_OBJECTIVE_. Locate the lines where "content" occurs and copy them as they stand.

>> BEGIN

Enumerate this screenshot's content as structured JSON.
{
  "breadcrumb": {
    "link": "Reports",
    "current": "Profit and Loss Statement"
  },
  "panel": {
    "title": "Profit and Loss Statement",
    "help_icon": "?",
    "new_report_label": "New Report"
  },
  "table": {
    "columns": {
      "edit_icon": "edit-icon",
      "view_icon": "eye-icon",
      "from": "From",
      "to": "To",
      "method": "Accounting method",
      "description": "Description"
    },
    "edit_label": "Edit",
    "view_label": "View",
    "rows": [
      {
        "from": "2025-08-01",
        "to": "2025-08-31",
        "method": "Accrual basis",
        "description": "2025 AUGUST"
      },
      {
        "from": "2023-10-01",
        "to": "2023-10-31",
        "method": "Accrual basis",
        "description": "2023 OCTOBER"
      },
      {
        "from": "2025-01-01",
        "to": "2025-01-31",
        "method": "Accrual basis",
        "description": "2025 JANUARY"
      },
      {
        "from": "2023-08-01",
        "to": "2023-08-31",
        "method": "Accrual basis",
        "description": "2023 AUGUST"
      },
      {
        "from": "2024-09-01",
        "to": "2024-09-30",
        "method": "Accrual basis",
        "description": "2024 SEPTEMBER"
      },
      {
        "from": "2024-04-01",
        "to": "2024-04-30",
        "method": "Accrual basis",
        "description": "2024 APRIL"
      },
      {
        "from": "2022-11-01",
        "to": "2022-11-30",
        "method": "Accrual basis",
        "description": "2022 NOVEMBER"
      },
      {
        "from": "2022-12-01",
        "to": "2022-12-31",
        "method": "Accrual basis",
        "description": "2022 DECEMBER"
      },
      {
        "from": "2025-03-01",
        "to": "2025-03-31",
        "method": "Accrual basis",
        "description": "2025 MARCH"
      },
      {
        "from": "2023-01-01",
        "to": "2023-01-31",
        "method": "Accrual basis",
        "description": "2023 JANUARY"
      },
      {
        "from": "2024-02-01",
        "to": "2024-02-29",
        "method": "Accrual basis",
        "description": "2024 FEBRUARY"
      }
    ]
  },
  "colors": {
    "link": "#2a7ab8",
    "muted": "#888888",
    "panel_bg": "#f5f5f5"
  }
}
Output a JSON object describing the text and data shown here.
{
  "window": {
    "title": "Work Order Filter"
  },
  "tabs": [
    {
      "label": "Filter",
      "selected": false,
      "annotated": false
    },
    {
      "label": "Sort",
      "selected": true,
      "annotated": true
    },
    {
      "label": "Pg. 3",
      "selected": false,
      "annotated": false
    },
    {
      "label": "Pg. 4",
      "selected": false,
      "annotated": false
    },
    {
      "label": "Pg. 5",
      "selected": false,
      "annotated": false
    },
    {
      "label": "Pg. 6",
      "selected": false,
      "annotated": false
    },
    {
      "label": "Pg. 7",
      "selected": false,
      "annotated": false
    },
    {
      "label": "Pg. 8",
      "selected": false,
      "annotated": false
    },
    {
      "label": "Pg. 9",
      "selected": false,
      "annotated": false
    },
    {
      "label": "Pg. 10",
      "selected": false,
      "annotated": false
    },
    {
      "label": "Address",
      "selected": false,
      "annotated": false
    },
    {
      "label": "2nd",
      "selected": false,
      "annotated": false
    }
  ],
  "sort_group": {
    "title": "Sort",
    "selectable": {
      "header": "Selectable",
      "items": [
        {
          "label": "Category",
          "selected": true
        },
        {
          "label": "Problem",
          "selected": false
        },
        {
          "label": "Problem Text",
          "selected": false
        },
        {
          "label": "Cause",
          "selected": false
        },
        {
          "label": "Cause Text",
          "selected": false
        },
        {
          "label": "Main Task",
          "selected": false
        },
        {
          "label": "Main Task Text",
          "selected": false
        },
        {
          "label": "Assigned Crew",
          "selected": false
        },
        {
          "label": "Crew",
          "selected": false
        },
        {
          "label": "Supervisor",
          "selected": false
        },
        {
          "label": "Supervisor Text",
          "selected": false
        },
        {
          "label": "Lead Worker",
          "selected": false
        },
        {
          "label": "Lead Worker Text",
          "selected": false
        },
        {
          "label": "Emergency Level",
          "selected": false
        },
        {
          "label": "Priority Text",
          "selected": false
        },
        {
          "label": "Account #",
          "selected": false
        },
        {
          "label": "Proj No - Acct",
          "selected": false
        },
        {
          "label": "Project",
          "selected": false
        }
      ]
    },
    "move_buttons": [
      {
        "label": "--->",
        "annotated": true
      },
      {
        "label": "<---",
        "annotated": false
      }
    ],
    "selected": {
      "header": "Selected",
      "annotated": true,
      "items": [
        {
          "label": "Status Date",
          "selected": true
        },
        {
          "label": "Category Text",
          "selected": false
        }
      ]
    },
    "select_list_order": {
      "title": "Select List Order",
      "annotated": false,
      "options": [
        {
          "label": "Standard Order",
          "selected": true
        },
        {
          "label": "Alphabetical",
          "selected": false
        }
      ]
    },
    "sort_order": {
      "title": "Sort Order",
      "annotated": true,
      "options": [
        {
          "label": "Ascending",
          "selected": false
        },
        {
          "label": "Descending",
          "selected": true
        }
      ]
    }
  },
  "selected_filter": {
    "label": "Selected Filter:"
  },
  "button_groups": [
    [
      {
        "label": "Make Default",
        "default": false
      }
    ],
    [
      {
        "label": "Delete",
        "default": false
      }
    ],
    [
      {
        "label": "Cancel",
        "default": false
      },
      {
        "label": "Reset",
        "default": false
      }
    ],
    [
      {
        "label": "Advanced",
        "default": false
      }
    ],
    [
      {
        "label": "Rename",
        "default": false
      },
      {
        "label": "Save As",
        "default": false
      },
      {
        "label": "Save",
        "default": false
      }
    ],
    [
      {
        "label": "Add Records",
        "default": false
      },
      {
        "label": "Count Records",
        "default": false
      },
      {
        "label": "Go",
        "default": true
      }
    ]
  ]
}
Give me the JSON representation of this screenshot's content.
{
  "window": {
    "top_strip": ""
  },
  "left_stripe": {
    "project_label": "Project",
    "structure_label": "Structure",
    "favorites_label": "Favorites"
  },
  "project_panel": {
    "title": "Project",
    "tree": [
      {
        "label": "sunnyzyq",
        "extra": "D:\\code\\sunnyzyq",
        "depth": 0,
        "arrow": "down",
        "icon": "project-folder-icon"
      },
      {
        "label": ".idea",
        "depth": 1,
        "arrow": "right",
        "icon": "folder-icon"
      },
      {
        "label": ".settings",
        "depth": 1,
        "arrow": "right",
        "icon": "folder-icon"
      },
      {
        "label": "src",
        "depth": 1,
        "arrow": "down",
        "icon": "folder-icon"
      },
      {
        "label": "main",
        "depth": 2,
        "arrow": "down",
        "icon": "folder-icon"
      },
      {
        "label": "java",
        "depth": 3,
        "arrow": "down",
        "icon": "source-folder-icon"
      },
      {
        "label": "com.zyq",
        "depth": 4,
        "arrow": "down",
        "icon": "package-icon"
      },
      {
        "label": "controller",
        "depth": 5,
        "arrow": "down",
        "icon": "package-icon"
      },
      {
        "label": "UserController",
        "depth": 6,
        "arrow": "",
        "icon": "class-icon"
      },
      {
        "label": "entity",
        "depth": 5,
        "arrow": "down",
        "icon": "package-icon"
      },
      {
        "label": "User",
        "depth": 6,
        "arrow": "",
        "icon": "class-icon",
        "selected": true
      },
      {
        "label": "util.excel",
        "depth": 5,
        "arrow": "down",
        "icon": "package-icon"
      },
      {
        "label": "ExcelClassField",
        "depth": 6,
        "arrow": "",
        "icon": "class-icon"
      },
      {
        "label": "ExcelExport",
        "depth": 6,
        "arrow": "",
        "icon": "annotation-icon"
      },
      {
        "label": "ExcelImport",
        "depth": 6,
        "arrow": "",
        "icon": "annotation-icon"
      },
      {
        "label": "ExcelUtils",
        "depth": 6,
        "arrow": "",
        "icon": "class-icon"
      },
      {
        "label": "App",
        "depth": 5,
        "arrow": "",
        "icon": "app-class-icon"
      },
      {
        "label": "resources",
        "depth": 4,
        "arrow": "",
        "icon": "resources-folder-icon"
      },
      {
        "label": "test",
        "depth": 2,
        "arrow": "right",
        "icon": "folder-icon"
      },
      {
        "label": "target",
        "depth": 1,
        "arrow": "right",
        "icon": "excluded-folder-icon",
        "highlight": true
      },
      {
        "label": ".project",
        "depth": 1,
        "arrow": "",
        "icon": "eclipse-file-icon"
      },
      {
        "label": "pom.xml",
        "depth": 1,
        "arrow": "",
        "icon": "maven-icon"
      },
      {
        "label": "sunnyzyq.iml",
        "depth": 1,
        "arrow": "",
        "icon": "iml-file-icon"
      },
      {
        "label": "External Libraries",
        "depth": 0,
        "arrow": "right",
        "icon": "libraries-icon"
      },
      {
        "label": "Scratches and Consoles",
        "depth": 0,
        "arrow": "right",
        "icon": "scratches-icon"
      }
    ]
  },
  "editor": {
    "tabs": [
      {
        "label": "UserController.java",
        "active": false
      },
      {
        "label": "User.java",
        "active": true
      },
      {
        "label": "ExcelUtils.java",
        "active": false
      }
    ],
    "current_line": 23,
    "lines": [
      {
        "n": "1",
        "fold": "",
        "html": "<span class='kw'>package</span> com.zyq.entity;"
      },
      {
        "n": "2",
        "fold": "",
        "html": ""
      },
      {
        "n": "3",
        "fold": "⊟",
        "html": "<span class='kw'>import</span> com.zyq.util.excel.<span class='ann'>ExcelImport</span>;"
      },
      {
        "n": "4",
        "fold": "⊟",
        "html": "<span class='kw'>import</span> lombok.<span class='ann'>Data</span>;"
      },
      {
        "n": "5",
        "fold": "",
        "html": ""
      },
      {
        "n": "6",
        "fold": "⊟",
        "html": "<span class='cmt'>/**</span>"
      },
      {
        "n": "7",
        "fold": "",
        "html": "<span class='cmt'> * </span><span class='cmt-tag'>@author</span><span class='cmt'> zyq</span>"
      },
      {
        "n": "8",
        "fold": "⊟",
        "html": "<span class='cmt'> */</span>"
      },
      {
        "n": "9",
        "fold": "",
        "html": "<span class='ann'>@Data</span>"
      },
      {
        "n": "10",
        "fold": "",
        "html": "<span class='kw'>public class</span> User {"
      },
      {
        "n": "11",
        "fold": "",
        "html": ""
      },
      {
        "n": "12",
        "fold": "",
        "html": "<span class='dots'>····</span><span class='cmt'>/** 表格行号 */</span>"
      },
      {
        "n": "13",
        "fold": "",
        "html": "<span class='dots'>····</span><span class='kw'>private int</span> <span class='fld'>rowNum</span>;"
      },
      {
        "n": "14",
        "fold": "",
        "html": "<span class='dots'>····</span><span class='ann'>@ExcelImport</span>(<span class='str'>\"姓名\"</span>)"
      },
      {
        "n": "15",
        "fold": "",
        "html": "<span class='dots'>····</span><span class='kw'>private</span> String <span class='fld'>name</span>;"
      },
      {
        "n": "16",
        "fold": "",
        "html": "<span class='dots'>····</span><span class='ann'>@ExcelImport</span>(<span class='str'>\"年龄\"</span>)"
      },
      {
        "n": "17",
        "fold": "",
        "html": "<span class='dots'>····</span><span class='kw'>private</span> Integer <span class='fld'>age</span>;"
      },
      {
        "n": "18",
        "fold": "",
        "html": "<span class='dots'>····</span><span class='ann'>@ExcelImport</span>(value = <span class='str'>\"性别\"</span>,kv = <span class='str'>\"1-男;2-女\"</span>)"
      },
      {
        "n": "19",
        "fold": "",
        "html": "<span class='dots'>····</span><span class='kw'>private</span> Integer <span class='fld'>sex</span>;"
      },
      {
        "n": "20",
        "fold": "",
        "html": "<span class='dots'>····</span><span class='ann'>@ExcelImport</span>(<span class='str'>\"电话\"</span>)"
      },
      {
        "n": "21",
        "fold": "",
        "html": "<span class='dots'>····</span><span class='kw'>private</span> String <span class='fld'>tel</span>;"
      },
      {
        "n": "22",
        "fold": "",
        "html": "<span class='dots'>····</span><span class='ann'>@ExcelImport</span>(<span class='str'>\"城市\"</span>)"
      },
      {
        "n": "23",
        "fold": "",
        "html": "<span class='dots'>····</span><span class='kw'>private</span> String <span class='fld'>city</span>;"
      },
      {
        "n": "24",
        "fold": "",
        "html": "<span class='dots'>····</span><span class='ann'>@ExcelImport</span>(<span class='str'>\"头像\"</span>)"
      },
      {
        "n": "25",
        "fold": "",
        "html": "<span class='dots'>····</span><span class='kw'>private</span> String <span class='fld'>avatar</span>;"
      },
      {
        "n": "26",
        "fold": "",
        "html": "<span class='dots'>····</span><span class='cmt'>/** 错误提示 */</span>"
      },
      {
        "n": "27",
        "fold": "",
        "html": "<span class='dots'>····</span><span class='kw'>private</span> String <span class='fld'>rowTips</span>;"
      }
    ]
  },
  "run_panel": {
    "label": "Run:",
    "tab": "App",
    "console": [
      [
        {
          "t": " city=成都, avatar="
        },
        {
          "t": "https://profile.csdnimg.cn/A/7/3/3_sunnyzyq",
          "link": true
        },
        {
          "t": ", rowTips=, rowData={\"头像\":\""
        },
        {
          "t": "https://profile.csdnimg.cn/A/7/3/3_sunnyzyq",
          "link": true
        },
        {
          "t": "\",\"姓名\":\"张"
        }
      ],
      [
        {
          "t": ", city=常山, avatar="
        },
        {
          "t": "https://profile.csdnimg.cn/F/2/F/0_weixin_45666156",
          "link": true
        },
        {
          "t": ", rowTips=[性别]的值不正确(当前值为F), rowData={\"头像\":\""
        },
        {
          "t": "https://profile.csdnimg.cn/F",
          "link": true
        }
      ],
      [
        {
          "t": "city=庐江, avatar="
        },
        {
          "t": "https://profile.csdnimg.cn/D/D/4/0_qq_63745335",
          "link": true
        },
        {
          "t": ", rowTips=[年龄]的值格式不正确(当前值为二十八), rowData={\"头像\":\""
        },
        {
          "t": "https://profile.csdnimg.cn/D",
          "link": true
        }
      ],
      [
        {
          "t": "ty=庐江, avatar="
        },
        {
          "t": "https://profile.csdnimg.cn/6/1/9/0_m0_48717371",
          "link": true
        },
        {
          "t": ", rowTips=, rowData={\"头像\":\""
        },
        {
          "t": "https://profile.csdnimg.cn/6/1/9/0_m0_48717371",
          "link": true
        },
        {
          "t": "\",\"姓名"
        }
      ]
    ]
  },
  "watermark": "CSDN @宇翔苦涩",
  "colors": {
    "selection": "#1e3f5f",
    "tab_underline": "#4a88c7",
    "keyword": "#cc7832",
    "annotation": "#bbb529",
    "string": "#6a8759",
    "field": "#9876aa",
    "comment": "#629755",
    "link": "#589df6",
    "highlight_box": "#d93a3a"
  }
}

>> END

_ANSWER TO THE EXERCISE_.
Enumerate this screenshot's content as structured JSON.
Give me the JSON representation of this screenshot's content.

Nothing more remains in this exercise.